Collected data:

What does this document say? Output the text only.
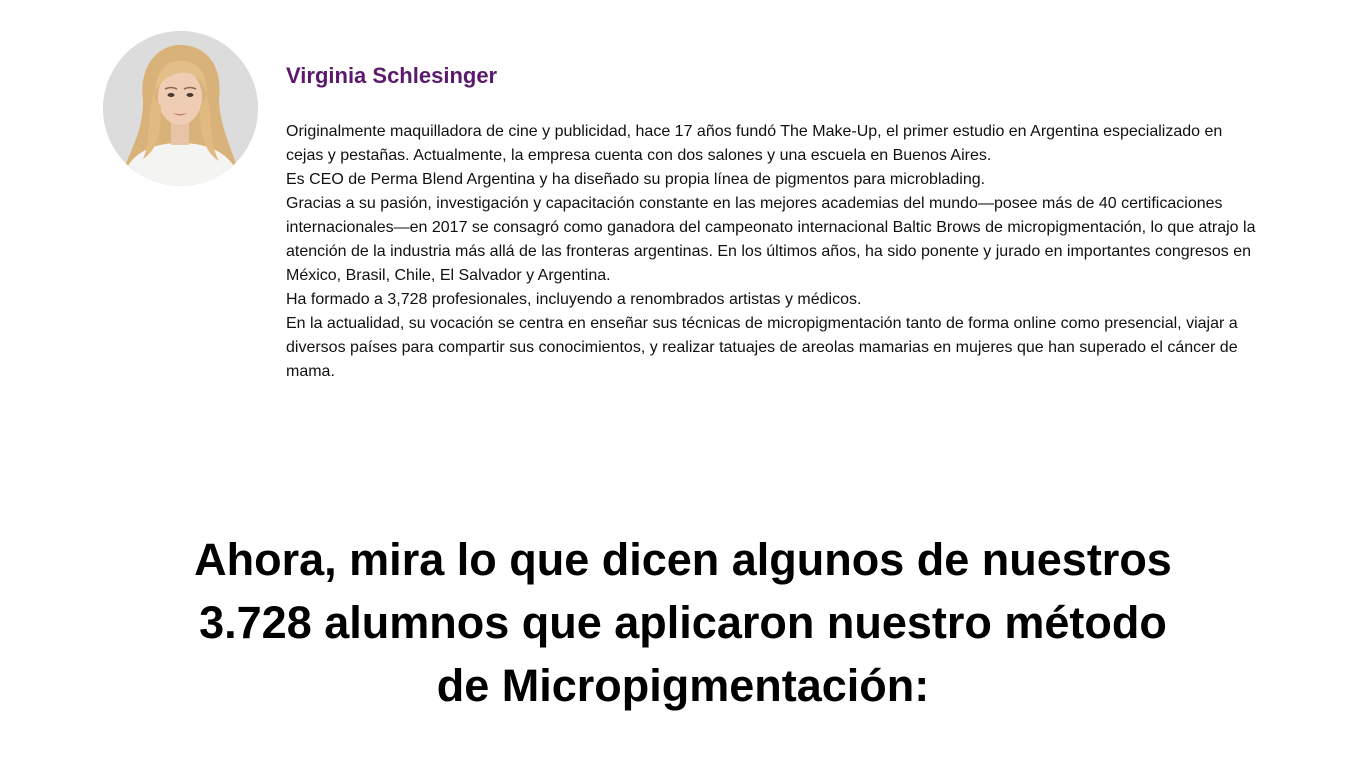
Virginia Schlesinger

Originalmente maquilladora de cine y publicidad, hace 17 años fundó The Make-Up, el primer estudio en Argentina especializado en cejas y pestañas. Actualmente, la empresa cuenta con dos salones y una escuela en Buenos Aires.

Es CEO de Perma Blend Argentina y ha diseñado su propia línea de pigmentos para microblading.

Gracias a su pasión, investigación y capacitación constante en las mejores academias del mundo—posee más de 40 certificaciones internacionales—en 2017 se consagró como ganadora del campeonato internacional Baltic Brows de micropigmentación, lo que atrajo la atención de la industria más allá de las fronteras argentinas. En los últimos años, ha sido ponente y jurado en importantes congresos en México, Brasil, Chile, El Salvador y Argentina.

Ha formado a 3,728 profesionales, incluyendo a renombrados artistas y médicos.

En la actualidad, su vocación se centra en enseñar sus técnicas de micropigmentación tanto de forma online como presencial, viajar a diversos países para compartir sus conocimientos, y realizar tatuajes de areolas mamarias en mujeres que han superado el cáncer de mama.

Ahora, mira lo que dicen algunos de nuestros 3.728 alumnos que aplicaron nuestro método de Micropigmentación:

Requirements
In how many lines does the word "como" appear? Respond with the number alone.

Result
2